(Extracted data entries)
*-*-*

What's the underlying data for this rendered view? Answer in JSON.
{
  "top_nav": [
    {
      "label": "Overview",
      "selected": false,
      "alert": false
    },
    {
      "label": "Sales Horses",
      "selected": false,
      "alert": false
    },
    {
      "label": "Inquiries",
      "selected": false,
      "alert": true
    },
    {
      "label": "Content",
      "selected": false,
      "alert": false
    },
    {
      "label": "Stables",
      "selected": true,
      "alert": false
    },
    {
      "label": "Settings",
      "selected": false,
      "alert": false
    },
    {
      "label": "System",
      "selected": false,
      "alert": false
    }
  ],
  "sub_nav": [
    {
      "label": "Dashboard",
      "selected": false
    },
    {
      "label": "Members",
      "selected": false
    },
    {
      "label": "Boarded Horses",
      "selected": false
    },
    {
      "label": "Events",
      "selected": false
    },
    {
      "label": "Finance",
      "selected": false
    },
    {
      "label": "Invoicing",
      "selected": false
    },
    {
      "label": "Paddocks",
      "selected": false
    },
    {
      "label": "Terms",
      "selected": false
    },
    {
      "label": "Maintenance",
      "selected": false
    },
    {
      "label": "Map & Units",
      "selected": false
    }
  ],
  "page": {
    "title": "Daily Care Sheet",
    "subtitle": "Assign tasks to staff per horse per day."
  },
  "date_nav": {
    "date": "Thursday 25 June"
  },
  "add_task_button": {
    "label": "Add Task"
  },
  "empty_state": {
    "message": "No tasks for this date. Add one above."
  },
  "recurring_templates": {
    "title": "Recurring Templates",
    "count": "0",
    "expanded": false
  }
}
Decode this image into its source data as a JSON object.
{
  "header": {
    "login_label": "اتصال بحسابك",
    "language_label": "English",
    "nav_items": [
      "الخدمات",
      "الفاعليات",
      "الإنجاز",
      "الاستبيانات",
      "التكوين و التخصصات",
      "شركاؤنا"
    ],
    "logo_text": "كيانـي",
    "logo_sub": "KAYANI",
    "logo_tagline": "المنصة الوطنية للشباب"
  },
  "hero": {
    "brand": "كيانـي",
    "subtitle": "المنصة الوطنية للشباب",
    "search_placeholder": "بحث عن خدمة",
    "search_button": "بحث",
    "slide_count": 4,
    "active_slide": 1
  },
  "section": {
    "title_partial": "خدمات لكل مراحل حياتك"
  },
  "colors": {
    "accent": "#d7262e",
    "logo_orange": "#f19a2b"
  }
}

*-*-*

*Request*: Print the records above exactly as they appear.

*Expected answer*:
What's the underlying data for this rendered view? Answer in JSON.
{
  "top_nav": [
    {
      "label": "Overview",
      "selected": false,
      "alert": false
    },
    {
      "label": "Sales Horses",
      "selected": false,
      "alert": false
    },
    {
      "label": "Inquiries",
      "selected": false,
      "alert": true
    },
    {
      "label": "Content",
      "selected": false,
      "alert": false
    },
    {
      "label": "Stables",
      "selected": true,
      "alert": false
    },
    {
      "label": "Settings",
      "selected": false,
      "alert": false
    },
    {
      "label": "System",
      "selected": false,
      "alert": false
    }
  ],
  "sub_nav": [
    {
      "label": "Dashboard",
      "selected": false
    },
    {
      "label": "Members",
      "selected": false
    },
    {
      "label": "Boarded Horses",
      "selected": false
    },
    {
      "label": "Events",
      "selected": false
    },
    {
      "label": "Finance",
      "selected": false
    },
    {
      "label": "Invoicing",
      "selected": false
    },
    {
      "label": "Paddocks",
      "selected": false
    },
    {
      "label": "Terms",
      "selected": false
    },
    {
      "label": "Maintenance",
      "selected": false
    },
    {
      "label": "Map & Units",
      "selected": false
    }
  ],
  "page": {
    "title": "Daily Care Sheet",
    "subtitle": "Assign tasks to staff per horse per day."
  },
  "date_nav": {
    "date": "Thursday 25 June"
  },
  "add_task_button": {
    "label": "Add Task"
  },
  "empty_state": {
    "message": "No tasks for this date. Add one above."
  },
  "recurring_templates": {
    "title": "Recurring Templates",
    "count": "0",
    "expanded": false
  }
}
Decode this image into its source data as a JSON object.
{
  "header": {
    "login_label": "اتصال بحسابك",
    "language_label": "English",
    "nav_items": [
      "الخدمات",
      "الفاعليات",
      "الإنجاز",
      "الاستبيانات",
      "التكوين و التخصصات",
      "شركاؤنا"
    ],
    "logo_text": "كيانـي",
    "logo_sub": "KAYANI",
    "logo_tagline": "المنصة الوطنية للشباب"
  },
  "hero": {
    "brand": "كيانـي",
    "subtitle": "المنصة الوطنية للشباب",
    "search_placeholder": "بحث عن خدمة",
    "search_button": "بحث",
    "slide_count": 4,
    "active_slide": 1
  },
  "section": {
    "title_partial": "خدمات لكل مراحل حياتك"
  },
  "colors": {
    "accent": "#d7262e",
    "logo_orange": "#f19a2b"
  }
}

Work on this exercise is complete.